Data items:
------------------------
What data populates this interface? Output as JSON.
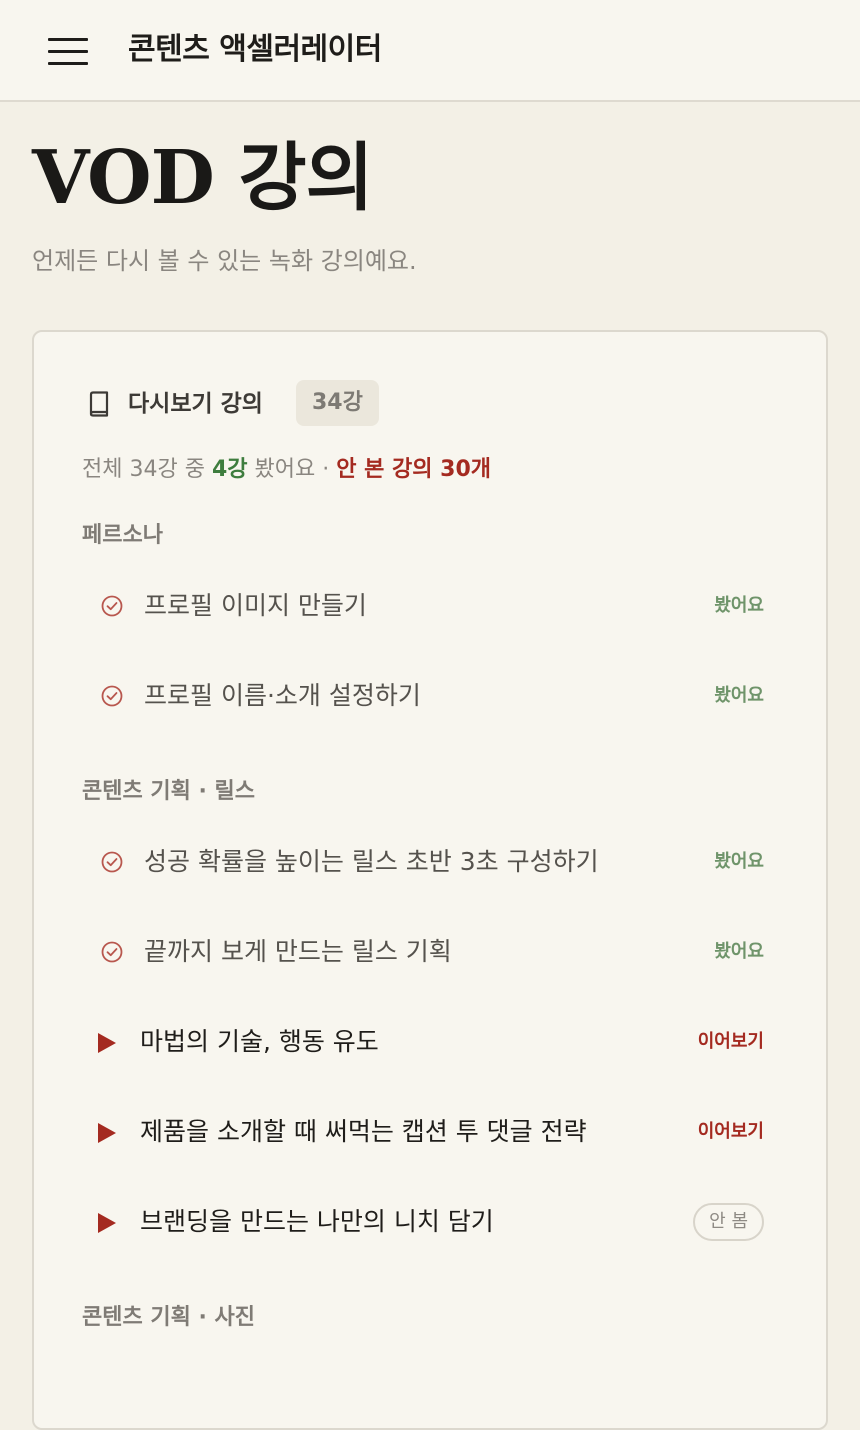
{
  "header": {
    "title": "콘텐츠 액셀러레이터",
    "menu_icon": "hamburger-menu-icon"
  },
  "page": {
    "title": "VOD 강의",
    "subtitle": "언제든 다시 볼 수 있는 녹화 강의예요."
  },
  "library": {
    "title": "다시보기 강의",
    "count_badge": "34강",
    "summary": {
      "prefix": "전체 34강 중 ",
      "watched_count": "4강",
      "middle": " 봤어요 · ",
      "unwatched": "안 본 강의 30개"
    },
    "sections": [
      {
        "heading": "페르소나",
        "lessons": [
          {
            "title": "프로필 이미지 만들기",
            "state": "봤어요",
            "status": "watched"
          },
          {
            "title": "프로필 이름·소개 설정하기",
            "state": "봤어요",
            "status": "watched"
          }
        ]
      },
      {
        "heading": "콘텐츠 기획 · 릴스",
        "lessons": [
          {
            "title": "성공 확률을 높이는 릴스 초반 3초 구성하기",
            "state": "봤어요",
            "status": "watched"
          },
          {
            "title": "끝까지 보게 만드는 릴스 기획",
            "state": "봤어요",
            "status": "watched"
          },
          {
            "title": "마법의 기술, 행동 유도",
            "state": "이어보기",
            "status": "resume"
          },
          {
            "title": "제품을 소개할 때 써먹는 캡션 투 댓글 전략",
            "state": "이어보기",
            "status": "resume"
          },
          {
            "title": "브랜딩을 만드는 나만의 니치 담기",
            "state": "안 봄",
            "status": "not-watched"
          }
        ]
      },
      {
        "heading": "콘텐츠 기획 · 사진",
        "lessons": []
      }
    ]
  },
  "colors": {
    "accent_red": "#a42a20",
    "watched_green": "#6f946a",
    "background": "#f3f0e6"
  }
}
------------------------
What this task involves | Leave out all pictures, then copy the remaining material exactly.

Result of this exercise |
What data populates this interface? Output as JSON.
{
  "header": {
    "title": "콘텐츠 액셀러레이터",
    "menu_icon": "hamburger-menu-icon"
  },
  "page": {
    "title": "VOD 강의",
    "subtitle": "언제든 다시 볼 수 있는 녹화 강의예요."
  },
  "library": {
    "title": "다시보기 강의",
    "count_badge": "34강",
    "summary": {
      "prefix": "전체 34강 중 ",
      "watched_count": "4강",
      "middle": " 봤어요 · ",
      "unwatched": "안 본 강의 30개"
    },
    "sections": [
      {
        "heading": "페르소나",
        "lessons": [
          {
            "title": "프로필 이미지 만들기",
            "state": "봤어요",
            "status": "watched"
          },
          {
            "title": "프로필 이름·소개 설정하기",
            "state": "봤어요",
            "status": "watched"
          }
        ]
      },
      {
        "heading": "콘텐츠 기획 · 릴스",
        "lessons": [
          {
            "title": "성공 확률을 높이는 릴스 초반 3초 구성하기",
            "state": "봤어요",
            "status": "watched"
          },
          {
            "title": "끝까지 보게 만드는 릴스 기획",
            "state": "봤어요",
            "status": "watched"
          },
          {
            "title": "마법의 기술, 행동 유도",
            "state": "이어보기",
            "status": "resume"
          },
          {
            "title": "제품을 소개할 때 써먹는 캡션 투 댓글 전략",
            "state": "이어보기",
            "status": "resume"
          },
          {
            "title": "브랜딩을 만드는 나만의 니치 담기",
            "state": "안 봄",
            "status": "not-watched"
          }
        ]
      },
      {
        "heading": "콘텐츠 기획 · 사진",
        "lessons": []
      }
    ]
  },
  "colors": {
    "accent_red": "#a42a20",
    "watched_green": "#6f946a",
    "background": "#f3f0e6"
  }
}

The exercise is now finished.